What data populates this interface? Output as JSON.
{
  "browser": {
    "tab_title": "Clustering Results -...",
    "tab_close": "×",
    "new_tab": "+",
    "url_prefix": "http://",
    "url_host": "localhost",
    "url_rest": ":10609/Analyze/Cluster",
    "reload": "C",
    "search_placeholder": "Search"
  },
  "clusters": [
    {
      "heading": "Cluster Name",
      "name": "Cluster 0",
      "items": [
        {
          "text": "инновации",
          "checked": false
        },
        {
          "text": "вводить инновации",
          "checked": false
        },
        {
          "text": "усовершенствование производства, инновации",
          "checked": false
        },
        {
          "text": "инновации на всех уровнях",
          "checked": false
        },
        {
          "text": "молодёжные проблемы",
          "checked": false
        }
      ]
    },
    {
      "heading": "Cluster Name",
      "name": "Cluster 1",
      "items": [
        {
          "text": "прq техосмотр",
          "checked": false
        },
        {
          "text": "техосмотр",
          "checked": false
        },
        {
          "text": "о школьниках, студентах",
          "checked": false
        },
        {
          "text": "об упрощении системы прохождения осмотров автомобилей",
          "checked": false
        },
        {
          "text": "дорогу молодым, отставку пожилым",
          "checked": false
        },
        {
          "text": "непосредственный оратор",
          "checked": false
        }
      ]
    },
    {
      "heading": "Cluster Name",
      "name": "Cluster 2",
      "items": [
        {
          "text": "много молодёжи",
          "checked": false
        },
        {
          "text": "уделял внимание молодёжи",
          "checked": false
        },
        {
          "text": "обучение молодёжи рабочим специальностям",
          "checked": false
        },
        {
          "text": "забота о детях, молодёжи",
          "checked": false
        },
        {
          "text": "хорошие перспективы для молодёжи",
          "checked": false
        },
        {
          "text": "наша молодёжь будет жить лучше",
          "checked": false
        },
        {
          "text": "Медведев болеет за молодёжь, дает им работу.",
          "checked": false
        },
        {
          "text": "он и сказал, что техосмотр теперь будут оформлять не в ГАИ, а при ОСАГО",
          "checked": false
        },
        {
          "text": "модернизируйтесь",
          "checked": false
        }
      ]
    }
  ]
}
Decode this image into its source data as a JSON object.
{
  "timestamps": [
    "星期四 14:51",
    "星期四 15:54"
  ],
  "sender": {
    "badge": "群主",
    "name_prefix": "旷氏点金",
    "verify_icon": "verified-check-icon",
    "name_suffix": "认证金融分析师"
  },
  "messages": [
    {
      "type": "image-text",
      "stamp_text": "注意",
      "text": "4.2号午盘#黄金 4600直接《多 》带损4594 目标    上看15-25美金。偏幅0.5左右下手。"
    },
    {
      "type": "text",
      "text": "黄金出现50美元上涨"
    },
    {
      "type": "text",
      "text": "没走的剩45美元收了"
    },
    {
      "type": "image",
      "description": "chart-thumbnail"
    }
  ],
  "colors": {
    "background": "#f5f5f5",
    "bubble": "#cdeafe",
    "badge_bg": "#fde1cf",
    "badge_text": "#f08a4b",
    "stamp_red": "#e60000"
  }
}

---------------

### TASK
Begin at the line containing "Decode this image" and reproduce each line through the end of the records above.

### RESPONSE TO THIS EXERCISE
Decode this image into its source data as a JSON object.
{
  "timestamps": [
    "星期四 14:51",
    "星期四 15:54"
  ],
  "sender": {
    "badge": "群主",
    "name_prefix": "旷氏点金",
    "verify_icon": "verified-check-icon",
    "name_suffix": "认证金融分析师"
  },
  "messages": [
    {
      "type": "image-text",
      "stamp_text": "注意",
      "text": "4.2号午盘#黄金 4600直接《多 》带损4594 目标    上看15-25美金。偏幅0.5左右下手。"
    },
    {
      "type": "text",
      "text": "黄金出现50美元上涨"
    },
    {
      "type": "text",
      "text": "没走的剩45美元收了"
    },
    {
      "type": "image",
      "description": "chart-thumbnail"
    }
  ],
  "colors": {
    "background": "#f5f5f5",
    "bubble": "#cdeafe",
    "badge_bg": "#fde1cf",
    "badge_text": "#f08a4b",
    "stamp_red": "#e60000"
  }
}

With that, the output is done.